→ EXERCISE AIM
Would you quote the material below in full and unchanged?

## Begin AVAILABLE DATA

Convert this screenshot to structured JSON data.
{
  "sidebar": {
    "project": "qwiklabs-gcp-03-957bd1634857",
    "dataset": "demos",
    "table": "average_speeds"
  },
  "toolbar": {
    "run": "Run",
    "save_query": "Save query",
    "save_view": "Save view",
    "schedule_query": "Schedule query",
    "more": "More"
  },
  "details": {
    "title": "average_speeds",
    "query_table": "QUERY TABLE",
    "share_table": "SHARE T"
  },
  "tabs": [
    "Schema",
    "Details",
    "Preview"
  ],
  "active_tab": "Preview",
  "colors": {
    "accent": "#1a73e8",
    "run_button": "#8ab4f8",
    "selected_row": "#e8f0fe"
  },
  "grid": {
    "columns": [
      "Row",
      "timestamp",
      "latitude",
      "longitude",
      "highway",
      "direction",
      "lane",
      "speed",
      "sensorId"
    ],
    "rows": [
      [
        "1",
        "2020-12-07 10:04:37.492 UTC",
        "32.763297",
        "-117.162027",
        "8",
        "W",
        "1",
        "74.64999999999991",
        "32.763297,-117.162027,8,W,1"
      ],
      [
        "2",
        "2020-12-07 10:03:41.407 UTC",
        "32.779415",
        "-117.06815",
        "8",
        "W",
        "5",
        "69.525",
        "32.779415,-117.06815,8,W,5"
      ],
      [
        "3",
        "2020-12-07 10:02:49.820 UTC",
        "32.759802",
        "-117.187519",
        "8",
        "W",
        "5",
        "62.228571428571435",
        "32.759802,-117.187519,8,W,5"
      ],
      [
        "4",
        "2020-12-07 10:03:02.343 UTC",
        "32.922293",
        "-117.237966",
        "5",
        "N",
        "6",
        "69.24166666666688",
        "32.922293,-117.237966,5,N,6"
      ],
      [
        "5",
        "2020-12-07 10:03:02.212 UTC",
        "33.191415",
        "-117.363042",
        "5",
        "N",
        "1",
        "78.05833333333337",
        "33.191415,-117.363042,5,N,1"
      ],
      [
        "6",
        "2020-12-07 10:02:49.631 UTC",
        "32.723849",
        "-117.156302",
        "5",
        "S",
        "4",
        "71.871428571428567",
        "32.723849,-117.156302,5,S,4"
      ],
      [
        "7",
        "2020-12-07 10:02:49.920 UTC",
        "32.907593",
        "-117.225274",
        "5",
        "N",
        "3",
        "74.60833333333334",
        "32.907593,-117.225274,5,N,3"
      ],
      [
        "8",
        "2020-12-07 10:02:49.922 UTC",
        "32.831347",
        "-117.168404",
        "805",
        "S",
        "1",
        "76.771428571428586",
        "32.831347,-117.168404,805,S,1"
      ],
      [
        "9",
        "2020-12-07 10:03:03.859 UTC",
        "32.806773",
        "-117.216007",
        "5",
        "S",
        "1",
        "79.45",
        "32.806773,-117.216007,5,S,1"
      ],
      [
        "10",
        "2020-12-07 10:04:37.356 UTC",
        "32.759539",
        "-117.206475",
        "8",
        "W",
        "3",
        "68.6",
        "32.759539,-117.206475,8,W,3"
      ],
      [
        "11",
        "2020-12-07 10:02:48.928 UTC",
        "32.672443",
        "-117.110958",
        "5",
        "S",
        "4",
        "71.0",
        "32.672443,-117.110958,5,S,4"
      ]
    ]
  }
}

## End AVAILABLE DATA

→ EXERCISE ANSWER
Convert this screenshot to structured JSON data.
{
  "sidebar": {
    "project": "qwiklabs-gcp-03-957bd1634857",
    "dataset": "demos",
    "table": "average_speeds"
  },
  "toolbar": {
    "run": "Run",
    "save_query": "Save query",
    "save_view": "Save view",
    "schedule_query": "Schedule query",
    "more": "More"
  },
  "details": {
    "title": "average_speeds",
    "query_table": "QUERY TABLE",
    "share_table": "SHARE T"
  },
  "tabs": [
    "Schema",
    "Details",
    "Preview"
  ],
  "active_tab": "Preview",
  "colors": {
    "accent": "#1a73e8",
    "run_button": "#8ab4f8",
    "selected_row": "#e8f0fe"
  },
  "grid": {
    "columns": [
      "Row",
      "timestamp",
      "latitude",
      "longitude",
      "highway",
      "direction",
      "lane",
      "speed",
      "sensorId"
    ],
    "rows": [
      [
        "1",
        "2020-12-07 10:04:37.492 UTC",
        "32.763297",
        "-117.162027",
        "8",
        "W",
        "1",
        "74.64999999999991",
        "32.763297,-117.162027,8,W,1"
      ],
      [
        "2",
        "2020-12-07 10:03:41.407 UTC",
        "32.779415",
        "-117.06815",
        "8",
        "W",
        "5",
        "69.525",
        "32.779415,-117.06815,8,W,5"
      ],
      [
        "3",
        "2020-12-07 10:02:49.820 UTC",
        "32.759802",
        "-117.187519",
        "8",
        "W",
        "5",
        "62.228571428571435",
        "32.759802,-117.187519,8,W,5"
      ],
      [
        "4",
        "2020-12-07 10:03:02.343 UTC",
        "32.922293",
        "-117.237966",
        "5",
        "N",
        "6",
        "69.24166666666688",
        "32.922293,-117.237966,5,N,6"
      ],
      [
        "5",
        "2020-12-07 10:03:02.212 UTC",
        "33.191415",
        "-117.363042",
        "5",
        "N",
        "1",
        "78.05833333333337",
        "33.191415,-117.363042,5,N,1"
      ],
      [
        "6",
        "2020-12-07 10:02:49.631 UTC",
        "32.723849",
        "-117.156302",
        "5",
        "S",
        "4",
        "71.871428571428567",
        "32.723849,-117.156302,5,S,4"
      ],
      [
        "7",
        "2020-12-07 10:02:49.920 UTC",
        "32.907593",
        "-117.225274",
        "5",
        "N",
        "3",
        "74.60833333333334",
        "32.907593,-117.225274,5,N,3"
      ],
      [
        "8",
        "2020-12-07 10:02:49.922 UTC",
        "32.831347",
        "-117.168404",
        "805",
        "S",
        "1",
        "76.771428571428586",
        "32.831347,-117.168404,805,S,1"
      ],
      [
        "9",
        "2020-12-07 10:03:03.859 UTC",
        "32.806773",
        "-117.216007",
        "5",
        "S",
        "1",
        "79.45",
        "32.806773,-117.216007,5,S,1"
      ],
      [
        "10",
        "2020-12-07 10:04:37.356 UTC",
        "32.759539",
        "-117.206475",
        "8",
        "W",
        "3",
        "68.6",
        "32.759539,-117.206475,8,W,3"
      ],
      [
        "11",
        "2020-12-07 10:02:48.928 UTC",
        "32.672443",
        "-117.110958",
        "5",
        "S",
        "4",
        "71.0",
        "32.672443,-117.110958,5,S,4"
      ]
    ]
  }
}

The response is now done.